- Written task: Scan the data below for the string "scheduled". Copy every line where it appears.

Begin Records for processing

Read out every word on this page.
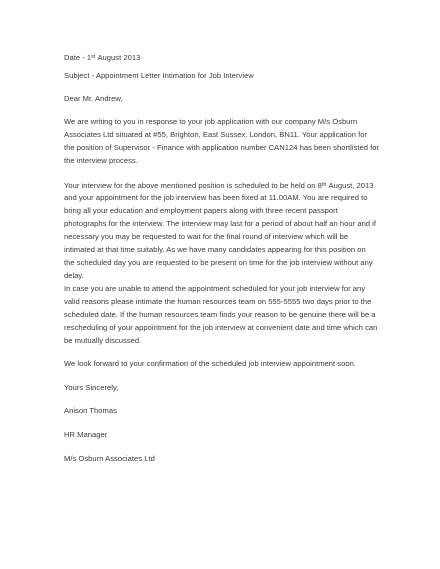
Date - 1st August 2013
Subject - Appointment Letter Intimation for Job Interview
Dear Mr. Andrew,
We are writing to you in response to your job application with our company M/s Osburn
Associates Ltd situated at #55, Brighton, East Sussex, London, BN11. Your application for
the position of Supervisor - Finance with application number CAN124 has been shortlisted for
the interview process.
Your interview for the above mentioned position is scheduled to be held on 8th August, 2013
and your appointment for the job interview has been fixed at 11.00AM. You are required to
bring all your education and employment papers along with three recent passport
photographs for the interview. The interview may last for a period of about half an hour and if
necessary you may be requested to wait for the final round of interview which will be
intimated at that time suitably. As we have many candidates appearing for this position on
the scheduled day you are requested to be present on time for the job interview without any
delay.
In case you are unable to attend the appointment scheduled for your job interview for any
valid reasons please intimate the human resources team on 555-5555 two days prior to the
scheduled date. If the human resources team finds your reason to be genuine there will be a
rescheduling of your appointment for the job interview at convenient date and time which can
be mutually discussed.
We look forward to your confirmation of the scheduled job interview appointment soon.
Yours Sincerely,
Anison Thomas
HR Manager
M/s Osburn Associates Ltd
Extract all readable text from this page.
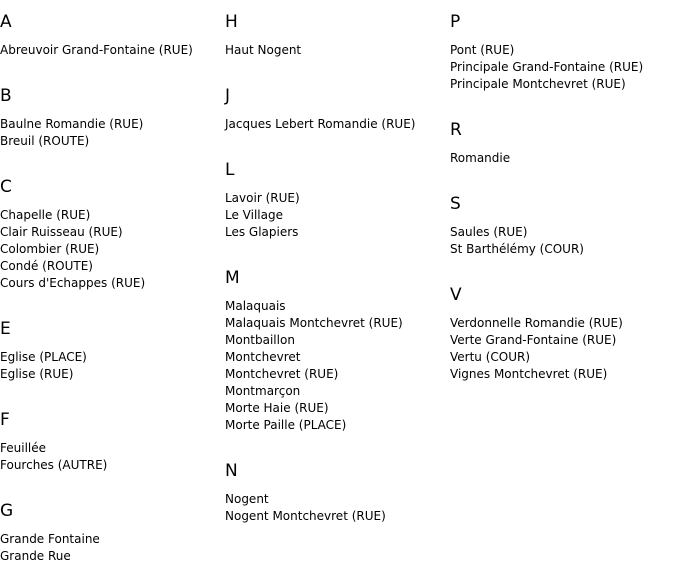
A
Abreuvoir Grand-Fontaine (RUE)
B
Baulne Romandie (RUE)
Breuil (ROUTE)
C
Chapelle (RUE)
Clair Ruisseau (RUE)
Colombier (RUE)
Condé (ROUTE)
Cours d'Echappes (RUE)
E
Eglise (PLACE)
Eglise (RUE)
F
Feuillée
Fourches (AUTRE)
G
Grande Fontaine
Grande Rue
H
Haut Nogent
J
Jacques Lebert Romandie (RUE)
L
Lavoir (RUE)
Le Village
Les Glapiers
M
Malaquais
Malaquais Montchevret (RUE)
Montbaillon
Montchevret
Montchevret (RUE)
Montmarçon
Morte Haie (RUE)
Morte Paille (PLACE)
N
Nogent
Nogent Montchevret (RUE)
P
Pont (RUE)
Principale Grand-Fontaine (RUE)
Principale Montchevret (RUE)
R
Romandie
S
Saules (RUE)
St Barthélémy (COUR)
V
Verdonnelle Romandie (RUE)
Verte Grand-Fontaine (RUE)
Vertu (COUR)
Vignes Montchevret (RUE)
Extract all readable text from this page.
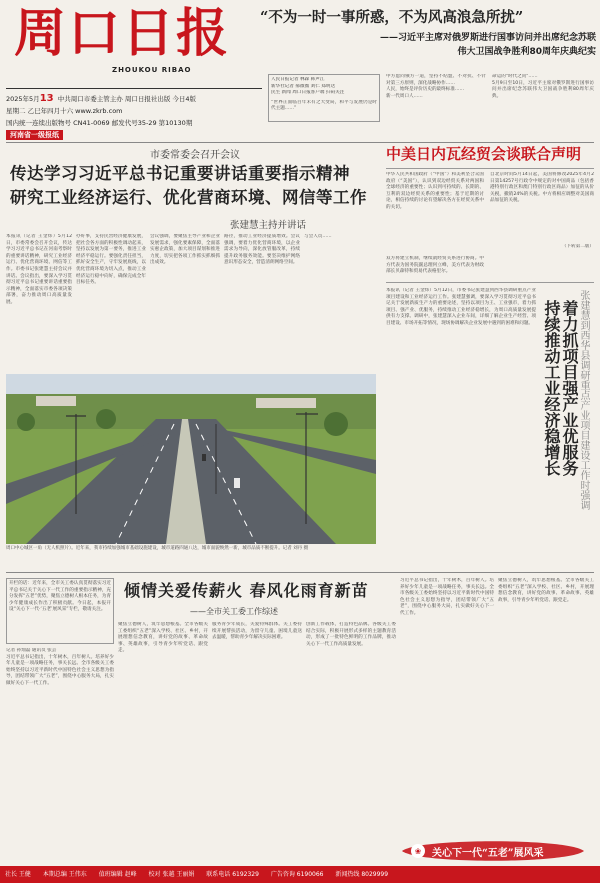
周口日报
ZHOUKOU RIBAO
“不为一时一事所惑，不为风高浪急所扰”
——习近平主席对俄罗斯进行国事访问并出席纪念苏联
伟大卫国战争胜利80周年庆典纪实
2025年5月13 中共周口市委主管主办 周口日报社出版 今日4版
星期二 乙巳年四月十六 www.zkrb.com
国内统一连续出版物号 CN41-0069 邮发代号35-29 第10130期
河南省一级报纸
人民日报记者 林森 韩声江
新华社记者 郝薇薇 刘仁 郑明达
民生 新闻 周口日报客户端 扫码关注
“世界正面临百年未有之大变局，和平与发展仍是时代主题……”
中方愿同俄方一道，坚持不结盟、不对抗、不针对第三方原则，深化战略协作……
人民，始终是评价历史的最终标准……
新一代周口人……
命运的"时代之问"……
5月9日至10日，习近平主席对俄罗斯进行国事访问并出席纪念苏联伟大卫国战争胜利80周年庆典。
市委常委会召开会议
传达学习习近平总书记重要讲话重要指示精神
研究工业经济运行、优化营商环境、网信等工作
张建慧主持并讲话
本报讯（记者 王金炜）5月12日，市委常委会召开会议，传达学习习近平总书记在河南考察时的重要讲话精神，研究工业经济运行、优化营商环境、网信等工作。市委书记张建慧主持会议并讲话。会议指出，要深入学习贯彻习近平总书记重要讲话重要指示精神，全面落实市委各项决策部署，奋力推动周口高质量发展。
办好事，支持民营经济健康发展，把社会各方面的积极性调动起来，坚持以发展为第一要务，推进工业经济平稳运行。要强化责任担当，抓好安全生产，守牢发展底线，以优化营商环境为切入点，推动工业经济运行稳中向好，确保完成全年目标任务。
会议强调，要聚焦主导产业和企业发展需求，强化要素保障，全面落实惠企政策，加大项目谋划和推进力度，切实把各项工作抓实抓细抓出成效。
路径，推动工业经济提质增效。会议强调，要着力优化营商环境，以企业需求为导向，深化放管服改革，持续提升政务服务效能。要坚决维护网络意识形态安全，营造清朗网络空间。
与会人员……
周口中心城区一角（无人机照片）。近年来，我市持续加强城市基础设施建设，城市道路四通八达，城市面貌焕然一新，城市品质不断提升。记者 刘丹 摄
中美日内瓦经贸会谈联合声明
中华人民共和国政府（“中国”）和美利坚合众国政府（“美国”），认识到双边经贸关系对两国和全球经济的重要性；认识到可持续的、长期的、互利的双边经贸关系的重要性；基于近期的讨论，相信持续的讨论有望解决各方在经贸关系中的关切。
自北京时间5月14日起，美国将修改2025年4月2日第14257号行政令中规定的对中国商品（包括香港特别行政区和澳门特别行政区商品）加征的从价关税，撤销24%的关税。中方将相应调整对美国商品加征的关税。
双方将建立机制，继续就经贸关系进行协商。中方代表为国务院副总理何立峰，美方代表为财政部长贝森特和贸易代表格里尔。
（下转第二版）
本报讯（记者 王金炜）5月12日，市委书记张建慧到西华县调研重点产业项目建设和工业经济运行工作。张建慧强调，要深入学习贯彻习近平总书记关于发展新质生产力的重要论述，坚持以项目为王、工业强市，着力抓项目、强产业、优服务，持续推动工业经济稳增长，为周口高质量发展提供有力支撑。调研中，张建慧深入企业车间，详细了解企业生产经营、项目建设、市场开拓等情况，现场协调解决企业发展中遇到的困难和问题。	张建慧到西华县调研重点产业项目建设工作时强调
持续推动工业经济稳增长 着力抓项目强产业优服务
开栏的话：近年来，全市关工委认真贯彻落实习近平总书记关于关心下一代工作的重要指示精神，充分发挥“五老”优势，聚焦立德树人根本任务，为青少年健康成长作出了积极贡献。今日起，本报开设“关心下一代·‘五老’展风采”专栏，敬请关注。
倾情关爱传薪火 春风化雨育新苗
——全市关工委工作综述
记者 孙灿磊 通讯员 张芸
习近平总书记指出，十年树木，百年树人。培养好少年儿童是一项战略任务，事关长远。全市各级关工委始终坚持以习近平新时代中国特色社会主义思想为指导，团结带领广大“五老”，围绕中心服务大局，扎实做好关心下一代工作。
聚焦立德树人，筑牢思想根基。全市各级关工委组织“五老”深入学校、社区、乡村，开展理想信念教育，讲好党的故事、革命故事、英雄故事，引导青少年听党话、跟党走。
服务青少年成长，关爱特殊群体。关工委持续开展帮扶活动，为留守儿童、困境儿童送去温暖，帮助青少年解决实际困难。
创新工作载体，打造特色品牌。各级关工委结合实际，积极开展形式多样的主题教育活动，形成了一批特色鲜明的工作品牌，推动关心下一代工作高质量发展。
习近平总书记指出，十年树木，百年树人。培养好少年儿童是一项战略任务，事关长远。全市各级关工委始终坚持以习近平新时代中国特色社会主义思想为指导，团结带领广大“五老”，围绕中心服务大局，扎实做好关心下一代工作。
聚焦立德树人，筑牢思想根基。全市各级关工委组织“五老”深入学校、社区、乡村，开展理想信念教育，讲好党的故事、革命故事、英雄故事，引导青少年听党话、跟党走。
❀ 关心下一代“五老”展风采
社长 王健 本期总编 王伟东 值班编辑 赵峰 校对 张越 王丽娟 联系电话 6192329 广告咨询 6190066 新闻热线 8029999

End Records for processing

- Finished exercise:
Your interview for the above mentioned position is scheduled to be held on 8th August, 2013
the scheduled day you are requested to be present on time for the job interview without any
In case you are unable to attend the appointment scheduled for your job interview for any
scheduled date. If the human resources team finds your reason to be genuine there will be a
We look forward to your confirmation of the scheduled job interview appointment soon.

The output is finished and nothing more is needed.